▶ [Instructions for the task]
How many lines of the data hold the word "document"? State the number and nothing else.
[Begin Extracted records]
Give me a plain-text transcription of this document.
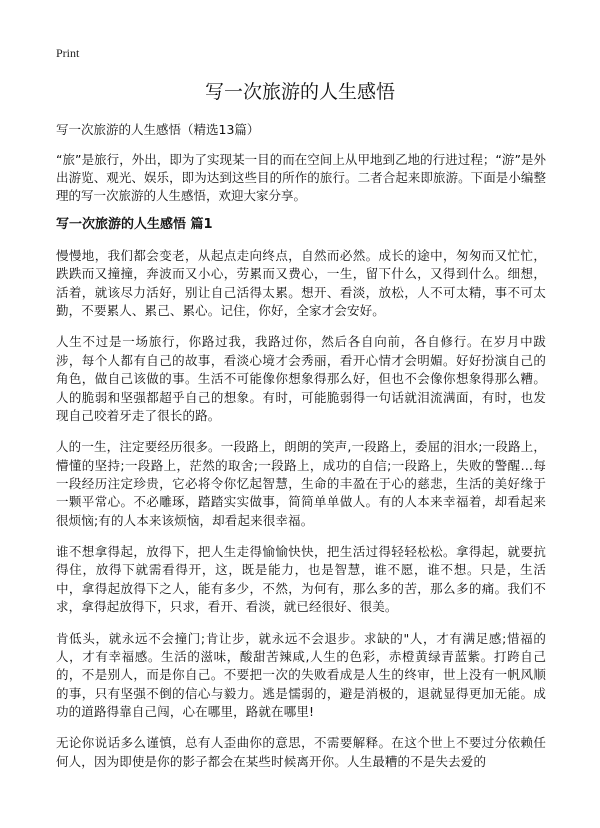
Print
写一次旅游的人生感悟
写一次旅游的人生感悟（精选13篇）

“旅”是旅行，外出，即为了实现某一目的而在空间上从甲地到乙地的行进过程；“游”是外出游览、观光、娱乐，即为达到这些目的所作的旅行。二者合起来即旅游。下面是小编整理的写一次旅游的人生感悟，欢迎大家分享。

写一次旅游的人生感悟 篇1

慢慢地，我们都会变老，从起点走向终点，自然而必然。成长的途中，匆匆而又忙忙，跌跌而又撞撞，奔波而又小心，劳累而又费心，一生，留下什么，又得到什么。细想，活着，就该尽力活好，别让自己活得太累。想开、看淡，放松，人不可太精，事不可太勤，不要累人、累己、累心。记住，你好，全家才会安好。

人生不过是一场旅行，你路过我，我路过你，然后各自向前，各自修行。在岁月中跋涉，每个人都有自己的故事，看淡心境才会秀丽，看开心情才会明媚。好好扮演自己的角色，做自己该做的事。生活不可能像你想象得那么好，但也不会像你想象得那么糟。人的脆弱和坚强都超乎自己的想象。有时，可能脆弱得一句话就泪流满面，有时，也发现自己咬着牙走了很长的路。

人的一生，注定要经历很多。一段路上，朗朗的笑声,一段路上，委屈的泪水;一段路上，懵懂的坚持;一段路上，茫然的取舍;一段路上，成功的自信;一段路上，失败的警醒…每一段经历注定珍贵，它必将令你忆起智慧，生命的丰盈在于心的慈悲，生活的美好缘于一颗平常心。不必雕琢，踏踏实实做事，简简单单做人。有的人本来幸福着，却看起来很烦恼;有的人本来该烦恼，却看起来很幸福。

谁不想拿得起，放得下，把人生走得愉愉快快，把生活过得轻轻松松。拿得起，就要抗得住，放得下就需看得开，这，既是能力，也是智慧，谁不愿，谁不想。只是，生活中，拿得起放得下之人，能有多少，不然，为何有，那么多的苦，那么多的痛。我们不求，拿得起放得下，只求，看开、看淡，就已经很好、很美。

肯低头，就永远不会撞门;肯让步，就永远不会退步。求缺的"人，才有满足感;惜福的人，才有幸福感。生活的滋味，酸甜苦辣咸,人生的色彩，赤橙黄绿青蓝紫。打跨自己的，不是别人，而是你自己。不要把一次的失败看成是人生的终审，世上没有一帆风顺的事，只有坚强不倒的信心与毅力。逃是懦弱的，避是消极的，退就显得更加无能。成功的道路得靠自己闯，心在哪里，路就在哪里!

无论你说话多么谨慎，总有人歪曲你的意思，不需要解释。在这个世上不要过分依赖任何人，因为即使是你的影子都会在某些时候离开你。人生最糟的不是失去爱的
[End Extracted records]
[Begin Extracted records]
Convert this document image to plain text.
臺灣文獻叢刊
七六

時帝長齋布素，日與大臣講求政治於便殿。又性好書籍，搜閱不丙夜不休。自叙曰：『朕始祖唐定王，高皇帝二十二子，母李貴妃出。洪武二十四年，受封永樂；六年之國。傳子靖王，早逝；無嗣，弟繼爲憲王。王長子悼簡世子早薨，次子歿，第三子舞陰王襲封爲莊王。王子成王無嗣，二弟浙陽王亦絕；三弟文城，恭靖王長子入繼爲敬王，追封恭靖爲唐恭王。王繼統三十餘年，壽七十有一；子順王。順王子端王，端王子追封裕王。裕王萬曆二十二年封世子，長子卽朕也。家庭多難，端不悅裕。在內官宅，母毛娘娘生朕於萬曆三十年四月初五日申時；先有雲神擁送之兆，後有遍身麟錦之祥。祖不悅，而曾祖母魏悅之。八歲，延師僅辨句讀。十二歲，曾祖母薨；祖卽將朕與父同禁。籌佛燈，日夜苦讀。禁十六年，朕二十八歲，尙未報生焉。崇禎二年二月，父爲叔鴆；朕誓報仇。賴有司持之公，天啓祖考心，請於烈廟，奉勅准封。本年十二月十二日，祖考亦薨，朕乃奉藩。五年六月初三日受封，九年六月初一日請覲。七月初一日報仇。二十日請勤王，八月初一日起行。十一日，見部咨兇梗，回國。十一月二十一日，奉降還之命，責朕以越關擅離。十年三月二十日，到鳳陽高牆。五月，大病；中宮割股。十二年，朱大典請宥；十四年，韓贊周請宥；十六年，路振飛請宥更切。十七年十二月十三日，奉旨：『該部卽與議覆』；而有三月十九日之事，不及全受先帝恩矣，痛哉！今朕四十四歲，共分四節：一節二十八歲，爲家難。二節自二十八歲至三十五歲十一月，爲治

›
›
[End Extracted records]
▶ [Full response]
2